### [What you will do]
A. Retype the passage on viewing the Milky Way between "However, we don't" and "this at night.", inclusive.
B. Answer these questions using the passage on viewing the Milky Way:
(i) Which publication's article does the passage cite for its explanation?
(ii) About how far into the disk can we see with the naked eye?
(iii) Under what conditions can the dusty ring of the Milky Way be discerned in the night sky?
C. Carry on the passage about viewing the Milky Way from its last sentence.

### [Passage to read]
===

However, we don't see this from Earth, and the reason why is explained in Phys.org's Why can't we see the center of the Milky Way? explains why we don't see this at night.

A brief outline of what is described there is as follows:

When it is dark enough, and conditions are clear, the dusty ring of the Milky Way can certainly be discerned in the night sky. However, we can still only see about 6,000 light years into the disk with the naked eye, and relying on the visible spectrum. Here's a rundown on why that is.

===

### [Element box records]
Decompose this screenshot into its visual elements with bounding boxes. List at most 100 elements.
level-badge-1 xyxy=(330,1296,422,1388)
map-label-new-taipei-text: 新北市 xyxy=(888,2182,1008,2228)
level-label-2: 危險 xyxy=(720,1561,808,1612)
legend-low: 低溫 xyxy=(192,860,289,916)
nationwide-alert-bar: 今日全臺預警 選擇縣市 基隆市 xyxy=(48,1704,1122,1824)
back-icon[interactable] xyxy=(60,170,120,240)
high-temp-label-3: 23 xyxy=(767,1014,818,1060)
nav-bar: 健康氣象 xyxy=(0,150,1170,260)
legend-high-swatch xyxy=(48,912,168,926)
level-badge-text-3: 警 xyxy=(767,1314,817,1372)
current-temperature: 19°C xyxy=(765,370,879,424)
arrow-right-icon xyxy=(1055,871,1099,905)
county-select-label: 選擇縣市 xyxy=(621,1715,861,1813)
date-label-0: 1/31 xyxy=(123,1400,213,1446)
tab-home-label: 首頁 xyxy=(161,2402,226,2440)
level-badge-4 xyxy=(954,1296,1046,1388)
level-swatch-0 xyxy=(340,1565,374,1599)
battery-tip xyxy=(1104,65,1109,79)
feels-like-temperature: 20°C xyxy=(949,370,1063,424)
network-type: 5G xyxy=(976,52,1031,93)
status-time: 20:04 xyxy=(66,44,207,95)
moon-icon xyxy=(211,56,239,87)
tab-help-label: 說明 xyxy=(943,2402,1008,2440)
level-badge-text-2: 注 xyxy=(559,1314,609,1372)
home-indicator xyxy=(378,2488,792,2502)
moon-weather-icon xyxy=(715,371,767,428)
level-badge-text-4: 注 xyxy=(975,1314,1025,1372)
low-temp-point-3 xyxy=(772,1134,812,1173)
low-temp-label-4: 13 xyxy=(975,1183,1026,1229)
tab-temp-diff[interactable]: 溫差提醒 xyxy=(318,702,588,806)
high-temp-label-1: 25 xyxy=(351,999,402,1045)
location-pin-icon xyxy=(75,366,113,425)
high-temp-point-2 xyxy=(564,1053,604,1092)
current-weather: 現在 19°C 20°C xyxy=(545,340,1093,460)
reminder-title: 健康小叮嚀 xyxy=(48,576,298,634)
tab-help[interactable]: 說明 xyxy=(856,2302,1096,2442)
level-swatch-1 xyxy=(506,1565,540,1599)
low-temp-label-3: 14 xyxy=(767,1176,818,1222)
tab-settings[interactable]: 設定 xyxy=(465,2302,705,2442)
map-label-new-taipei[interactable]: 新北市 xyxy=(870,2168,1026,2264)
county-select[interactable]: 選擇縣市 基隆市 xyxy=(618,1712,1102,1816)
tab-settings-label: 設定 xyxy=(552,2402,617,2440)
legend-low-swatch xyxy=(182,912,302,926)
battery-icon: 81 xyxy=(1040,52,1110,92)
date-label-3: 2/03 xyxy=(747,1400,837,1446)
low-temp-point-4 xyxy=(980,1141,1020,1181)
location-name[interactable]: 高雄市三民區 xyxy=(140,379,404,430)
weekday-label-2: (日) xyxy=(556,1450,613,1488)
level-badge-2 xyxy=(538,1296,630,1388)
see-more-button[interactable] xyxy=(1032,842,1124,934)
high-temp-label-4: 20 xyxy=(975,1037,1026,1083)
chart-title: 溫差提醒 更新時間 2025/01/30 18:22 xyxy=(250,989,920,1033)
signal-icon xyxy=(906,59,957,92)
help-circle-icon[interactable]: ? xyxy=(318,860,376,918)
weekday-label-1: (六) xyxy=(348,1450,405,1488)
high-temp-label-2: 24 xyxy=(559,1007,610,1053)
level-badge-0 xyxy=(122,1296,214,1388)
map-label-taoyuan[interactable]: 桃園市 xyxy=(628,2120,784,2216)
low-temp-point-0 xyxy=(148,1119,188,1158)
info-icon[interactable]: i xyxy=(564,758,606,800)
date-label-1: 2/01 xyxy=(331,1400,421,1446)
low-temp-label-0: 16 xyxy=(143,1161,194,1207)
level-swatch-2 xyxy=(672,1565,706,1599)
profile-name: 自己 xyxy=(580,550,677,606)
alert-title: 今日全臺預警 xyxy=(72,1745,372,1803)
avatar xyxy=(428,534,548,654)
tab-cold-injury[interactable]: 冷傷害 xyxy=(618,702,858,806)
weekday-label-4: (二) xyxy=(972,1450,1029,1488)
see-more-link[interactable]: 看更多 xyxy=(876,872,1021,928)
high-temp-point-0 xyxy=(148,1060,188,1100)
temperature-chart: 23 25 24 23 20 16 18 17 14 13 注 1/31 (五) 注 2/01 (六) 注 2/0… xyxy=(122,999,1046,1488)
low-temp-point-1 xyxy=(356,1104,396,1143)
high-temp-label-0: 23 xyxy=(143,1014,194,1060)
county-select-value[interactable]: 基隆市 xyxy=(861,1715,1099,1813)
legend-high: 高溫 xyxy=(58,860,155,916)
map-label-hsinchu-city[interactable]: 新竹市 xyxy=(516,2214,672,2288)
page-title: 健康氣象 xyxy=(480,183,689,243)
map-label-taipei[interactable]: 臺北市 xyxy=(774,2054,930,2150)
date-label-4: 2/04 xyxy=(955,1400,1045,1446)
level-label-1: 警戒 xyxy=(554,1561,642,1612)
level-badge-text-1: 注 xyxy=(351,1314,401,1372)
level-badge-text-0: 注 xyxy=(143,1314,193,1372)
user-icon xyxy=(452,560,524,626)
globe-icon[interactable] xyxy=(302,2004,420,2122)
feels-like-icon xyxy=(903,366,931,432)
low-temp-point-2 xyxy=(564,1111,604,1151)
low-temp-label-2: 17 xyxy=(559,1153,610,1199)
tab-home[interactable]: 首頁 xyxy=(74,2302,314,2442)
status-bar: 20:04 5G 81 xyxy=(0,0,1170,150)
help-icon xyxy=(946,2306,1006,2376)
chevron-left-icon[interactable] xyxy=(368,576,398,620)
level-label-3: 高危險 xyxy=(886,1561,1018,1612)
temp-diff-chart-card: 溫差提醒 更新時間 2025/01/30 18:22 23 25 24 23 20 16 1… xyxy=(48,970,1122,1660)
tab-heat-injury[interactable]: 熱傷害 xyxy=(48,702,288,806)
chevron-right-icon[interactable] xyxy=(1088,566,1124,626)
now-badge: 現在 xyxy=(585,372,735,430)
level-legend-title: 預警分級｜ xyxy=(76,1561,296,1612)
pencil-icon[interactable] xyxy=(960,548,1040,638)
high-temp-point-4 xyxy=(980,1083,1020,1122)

===

### [Per-task outputs]
A.
However, we don't see this from Earth, and the reason why is explained in Phys.org's Why can't we see the center of the Milky Way? explains why we don't see this at night.

B.
(i) Phys.org
(ii) About 6,000 light years
(iii) When it is dark enough and conditions are clear

C.
  • Size and Structure
  • Low Surface Brightness
  • Dust and Gas
  • Limited Instrumentation

However we could see a bright spot if we were outside the Earth's atmosphere and could see in certain wavelengths of infrared. The article shows the following image from COBE

Milky Way in infrared. Credit: COBE

Milky Way in infrared. Credit: COBE Source

False-color image of the near-infrared sky as seen by the DIRBE. Data at 1.25, 2.2, and 3.5 µm wavelengths are represented respectively as blue, green and red colors. The image is presented in Galactic coordinates, with the plane of the Milky Way Galaxy horizontal across the middle and the Galactic center at the center. The dominant sources of light at these wavelengths are stars within our Galaxy. The image shows both the thin disk and central bulge populations of stars in our spiral galaxy. Our Sun, much closer to us than any other star, lies in the disk (which is why the disk appears edge-on to us) at a distance of about 28,000 light years from the center. The image is redder in directions where there is more dust between the stars absorbing starlight from distant stars. This absorption is so strong at visible wavelengths that the central part of the Milky Way cannot be seen. DIRBE data will facilitate studies of the content, energetics and large scale structure of the Galaxy, as well as the nature and distribution of dust within the Solar System. The data also will be studied for evidence of a faint, uniform infrared background, the residual radiation from the first stars and galaxies formed following the Big Bang.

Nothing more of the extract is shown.